[Dataset items]
——
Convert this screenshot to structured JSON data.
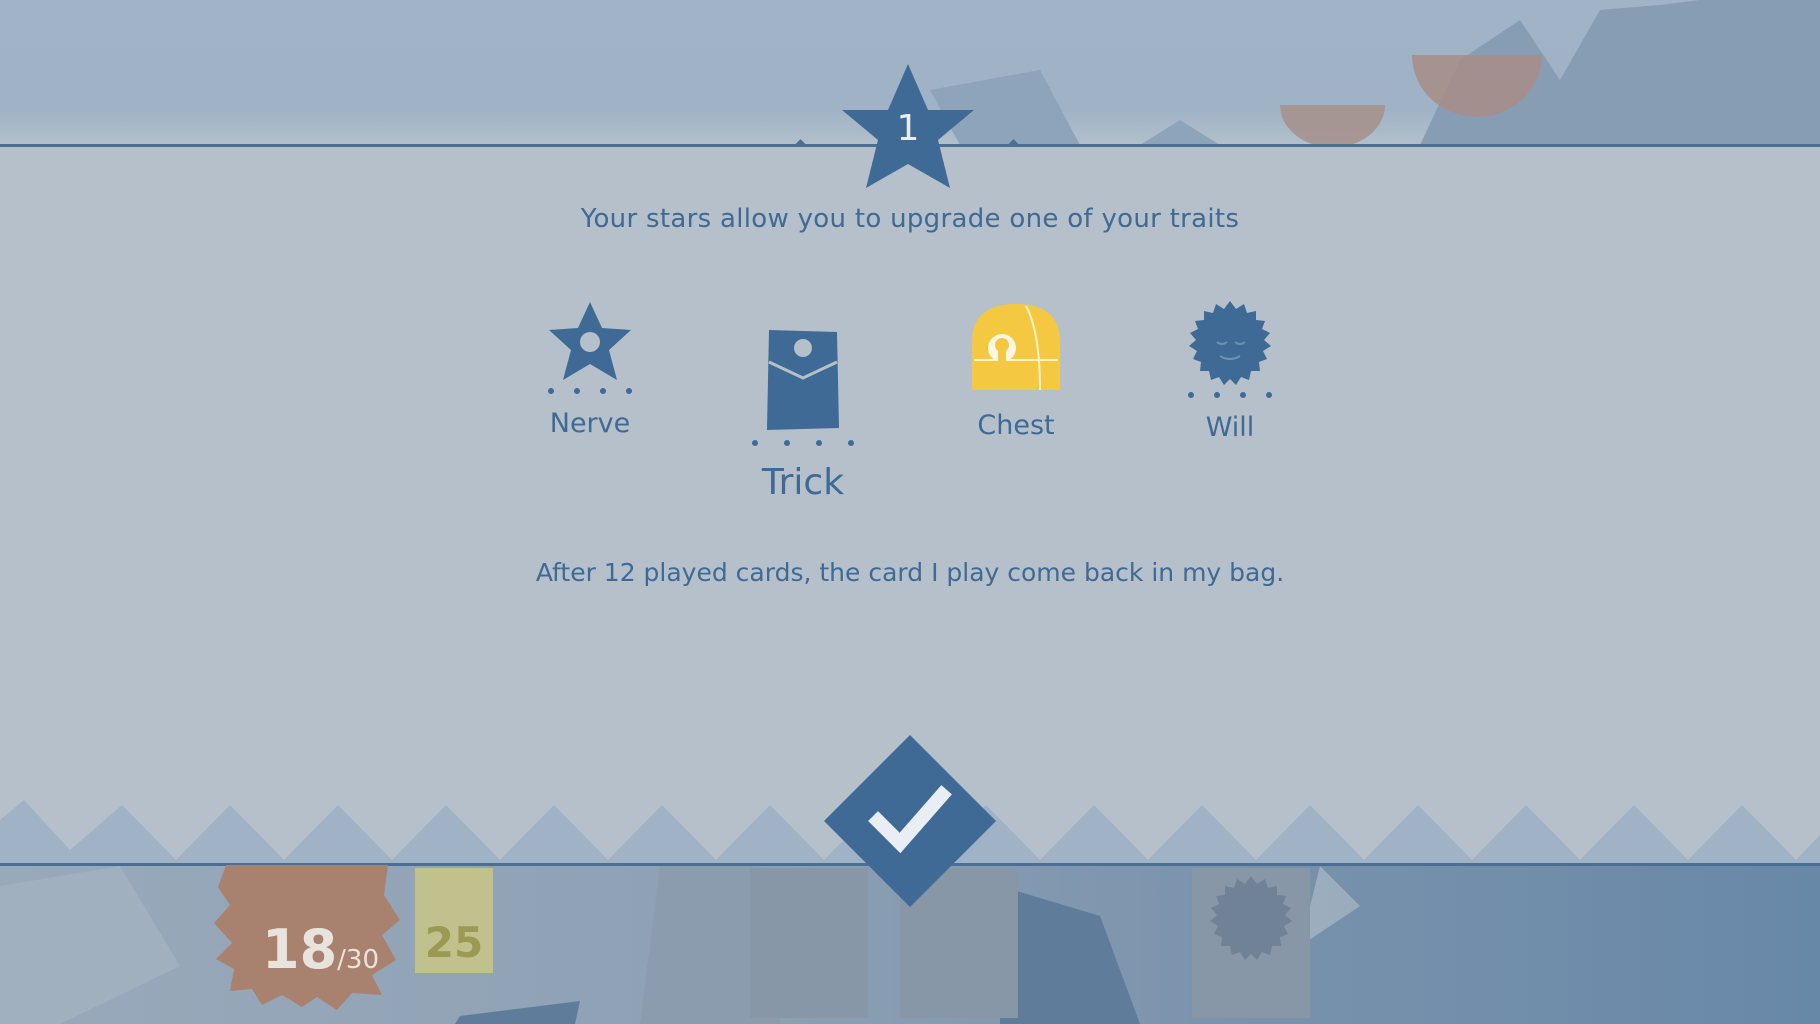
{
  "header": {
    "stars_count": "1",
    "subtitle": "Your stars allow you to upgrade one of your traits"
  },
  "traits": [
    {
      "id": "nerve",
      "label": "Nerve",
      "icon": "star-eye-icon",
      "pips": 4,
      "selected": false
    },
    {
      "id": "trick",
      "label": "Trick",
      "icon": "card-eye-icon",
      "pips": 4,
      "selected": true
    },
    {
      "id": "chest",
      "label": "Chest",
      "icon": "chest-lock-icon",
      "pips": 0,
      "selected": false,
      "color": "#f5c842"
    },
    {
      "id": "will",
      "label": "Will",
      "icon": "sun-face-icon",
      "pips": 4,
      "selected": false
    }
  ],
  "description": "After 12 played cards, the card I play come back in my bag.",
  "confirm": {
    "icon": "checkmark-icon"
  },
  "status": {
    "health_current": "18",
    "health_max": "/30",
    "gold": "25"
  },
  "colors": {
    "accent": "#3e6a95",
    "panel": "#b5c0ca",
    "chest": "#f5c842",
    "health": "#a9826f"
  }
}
——
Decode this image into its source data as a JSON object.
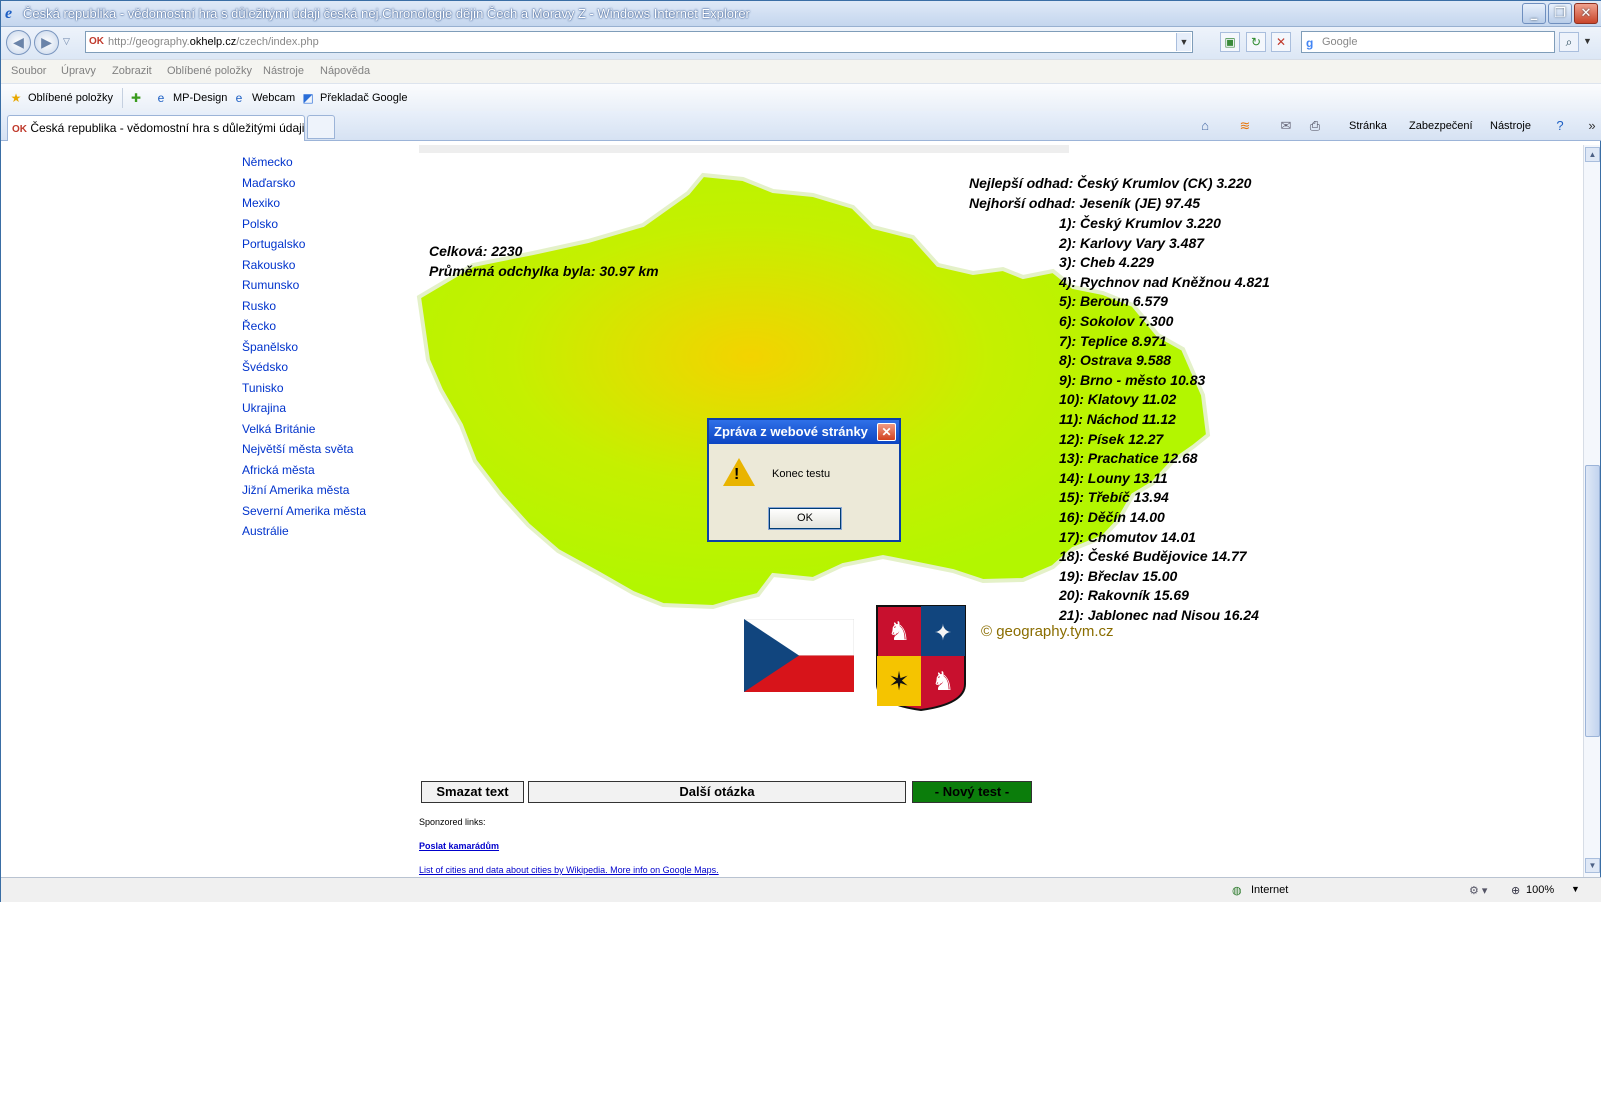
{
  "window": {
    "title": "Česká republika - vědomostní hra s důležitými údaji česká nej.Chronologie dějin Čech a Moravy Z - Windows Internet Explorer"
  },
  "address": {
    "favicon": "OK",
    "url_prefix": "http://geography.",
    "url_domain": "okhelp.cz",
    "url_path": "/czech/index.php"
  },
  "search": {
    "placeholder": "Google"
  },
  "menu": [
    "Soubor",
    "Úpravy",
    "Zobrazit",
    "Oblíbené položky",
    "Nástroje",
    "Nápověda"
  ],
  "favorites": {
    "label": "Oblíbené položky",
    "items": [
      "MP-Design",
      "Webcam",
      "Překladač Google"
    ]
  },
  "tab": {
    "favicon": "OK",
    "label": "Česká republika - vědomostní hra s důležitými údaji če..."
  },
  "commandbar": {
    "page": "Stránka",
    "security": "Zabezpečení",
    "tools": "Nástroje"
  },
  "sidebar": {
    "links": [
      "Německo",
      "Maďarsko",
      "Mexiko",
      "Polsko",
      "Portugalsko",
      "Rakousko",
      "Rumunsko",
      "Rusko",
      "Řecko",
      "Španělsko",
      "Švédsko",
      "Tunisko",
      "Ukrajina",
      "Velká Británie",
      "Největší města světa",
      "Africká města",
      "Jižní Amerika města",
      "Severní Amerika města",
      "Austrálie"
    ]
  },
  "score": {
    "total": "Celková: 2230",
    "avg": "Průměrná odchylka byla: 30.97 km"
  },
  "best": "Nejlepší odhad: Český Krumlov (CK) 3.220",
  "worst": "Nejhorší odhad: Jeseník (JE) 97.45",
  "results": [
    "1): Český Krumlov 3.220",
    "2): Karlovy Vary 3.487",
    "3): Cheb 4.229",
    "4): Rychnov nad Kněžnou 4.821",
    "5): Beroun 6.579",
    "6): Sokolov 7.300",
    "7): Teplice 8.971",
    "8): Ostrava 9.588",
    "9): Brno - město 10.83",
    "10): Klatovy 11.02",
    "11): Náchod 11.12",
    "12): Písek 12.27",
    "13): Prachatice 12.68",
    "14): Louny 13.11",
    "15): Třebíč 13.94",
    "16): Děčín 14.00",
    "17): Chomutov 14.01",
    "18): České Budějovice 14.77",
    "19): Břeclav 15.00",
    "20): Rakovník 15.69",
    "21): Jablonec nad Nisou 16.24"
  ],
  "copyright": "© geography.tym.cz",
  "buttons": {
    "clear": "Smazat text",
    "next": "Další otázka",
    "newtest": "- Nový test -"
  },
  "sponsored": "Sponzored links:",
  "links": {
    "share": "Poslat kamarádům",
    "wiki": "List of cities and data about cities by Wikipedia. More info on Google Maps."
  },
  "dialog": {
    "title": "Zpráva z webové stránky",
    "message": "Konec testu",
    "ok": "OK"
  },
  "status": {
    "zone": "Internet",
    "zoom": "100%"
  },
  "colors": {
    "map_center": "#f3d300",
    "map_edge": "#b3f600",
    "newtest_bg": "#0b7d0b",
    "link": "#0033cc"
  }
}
——
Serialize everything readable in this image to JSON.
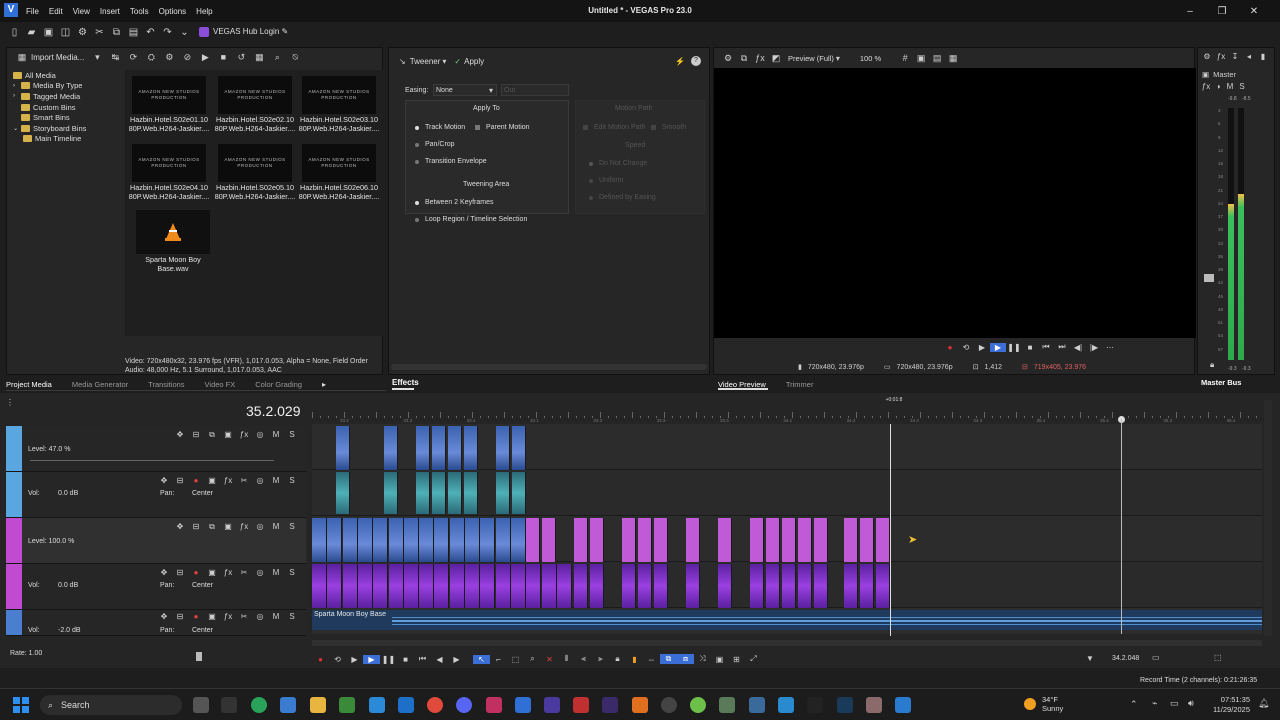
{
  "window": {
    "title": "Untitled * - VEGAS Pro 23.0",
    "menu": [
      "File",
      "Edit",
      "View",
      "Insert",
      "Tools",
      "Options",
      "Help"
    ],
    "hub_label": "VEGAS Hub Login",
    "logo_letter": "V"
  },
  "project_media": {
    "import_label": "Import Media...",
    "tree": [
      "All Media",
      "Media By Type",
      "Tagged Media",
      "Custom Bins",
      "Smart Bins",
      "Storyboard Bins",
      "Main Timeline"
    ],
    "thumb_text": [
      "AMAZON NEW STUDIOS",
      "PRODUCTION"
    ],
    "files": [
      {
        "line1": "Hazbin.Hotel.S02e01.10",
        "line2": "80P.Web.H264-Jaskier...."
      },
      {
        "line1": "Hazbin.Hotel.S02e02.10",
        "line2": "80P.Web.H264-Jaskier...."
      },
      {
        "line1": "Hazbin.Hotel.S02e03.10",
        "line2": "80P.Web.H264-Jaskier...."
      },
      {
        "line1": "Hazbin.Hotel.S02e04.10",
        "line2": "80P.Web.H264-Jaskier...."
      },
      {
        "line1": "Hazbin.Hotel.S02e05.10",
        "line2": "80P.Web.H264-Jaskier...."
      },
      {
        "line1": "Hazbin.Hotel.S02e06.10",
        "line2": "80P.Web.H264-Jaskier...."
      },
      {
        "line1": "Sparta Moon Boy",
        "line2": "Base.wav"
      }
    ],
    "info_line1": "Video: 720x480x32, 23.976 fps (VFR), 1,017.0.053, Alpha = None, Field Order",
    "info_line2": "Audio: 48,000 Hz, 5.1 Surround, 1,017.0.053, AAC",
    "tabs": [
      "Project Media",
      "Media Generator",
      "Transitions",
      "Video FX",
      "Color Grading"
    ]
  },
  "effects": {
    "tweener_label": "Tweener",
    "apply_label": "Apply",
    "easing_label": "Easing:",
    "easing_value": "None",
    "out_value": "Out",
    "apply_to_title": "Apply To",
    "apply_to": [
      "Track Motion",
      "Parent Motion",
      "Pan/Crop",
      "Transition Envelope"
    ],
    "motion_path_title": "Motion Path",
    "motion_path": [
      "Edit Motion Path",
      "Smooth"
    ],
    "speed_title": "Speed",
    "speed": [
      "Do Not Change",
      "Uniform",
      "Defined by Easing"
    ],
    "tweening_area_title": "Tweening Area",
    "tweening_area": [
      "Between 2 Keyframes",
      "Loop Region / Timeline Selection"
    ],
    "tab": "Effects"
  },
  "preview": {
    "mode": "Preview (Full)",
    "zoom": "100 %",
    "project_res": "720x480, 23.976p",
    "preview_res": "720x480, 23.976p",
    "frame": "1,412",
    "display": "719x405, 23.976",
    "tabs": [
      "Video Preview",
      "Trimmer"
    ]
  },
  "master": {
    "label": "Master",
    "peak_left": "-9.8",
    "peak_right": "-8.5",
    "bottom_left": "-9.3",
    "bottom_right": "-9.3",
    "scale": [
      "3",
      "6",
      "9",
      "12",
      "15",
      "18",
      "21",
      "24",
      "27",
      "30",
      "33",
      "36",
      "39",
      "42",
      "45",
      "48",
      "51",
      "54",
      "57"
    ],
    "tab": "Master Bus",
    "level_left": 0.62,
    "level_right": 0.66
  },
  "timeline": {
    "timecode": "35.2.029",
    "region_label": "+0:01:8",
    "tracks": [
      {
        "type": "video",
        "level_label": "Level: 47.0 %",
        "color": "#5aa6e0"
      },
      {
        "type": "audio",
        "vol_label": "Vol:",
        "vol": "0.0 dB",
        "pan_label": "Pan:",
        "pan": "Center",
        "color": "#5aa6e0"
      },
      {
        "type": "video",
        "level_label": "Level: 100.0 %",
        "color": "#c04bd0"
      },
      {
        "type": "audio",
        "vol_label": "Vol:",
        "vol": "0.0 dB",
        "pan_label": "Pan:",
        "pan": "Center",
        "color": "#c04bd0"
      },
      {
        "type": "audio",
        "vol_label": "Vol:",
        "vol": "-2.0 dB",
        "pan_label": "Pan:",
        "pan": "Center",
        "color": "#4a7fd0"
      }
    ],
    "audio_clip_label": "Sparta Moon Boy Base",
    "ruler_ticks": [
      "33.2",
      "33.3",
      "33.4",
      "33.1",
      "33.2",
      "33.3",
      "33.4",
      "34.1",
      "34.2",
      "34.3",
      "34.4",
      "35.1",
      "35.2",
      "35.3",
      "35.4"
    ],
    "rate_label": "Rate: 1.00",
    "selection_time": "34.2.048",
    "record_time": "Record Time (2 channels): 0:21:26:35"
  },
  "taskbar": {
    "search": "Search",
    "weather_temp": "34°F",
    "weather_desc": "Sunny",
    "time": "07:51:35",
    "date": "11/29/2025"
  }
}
——
_Exercise directions:_ Track down every line with the word "Bins" and copy it.

_Result:_
      "Custom Bins",
      "Smart Bins",
      "Storyboard Bins",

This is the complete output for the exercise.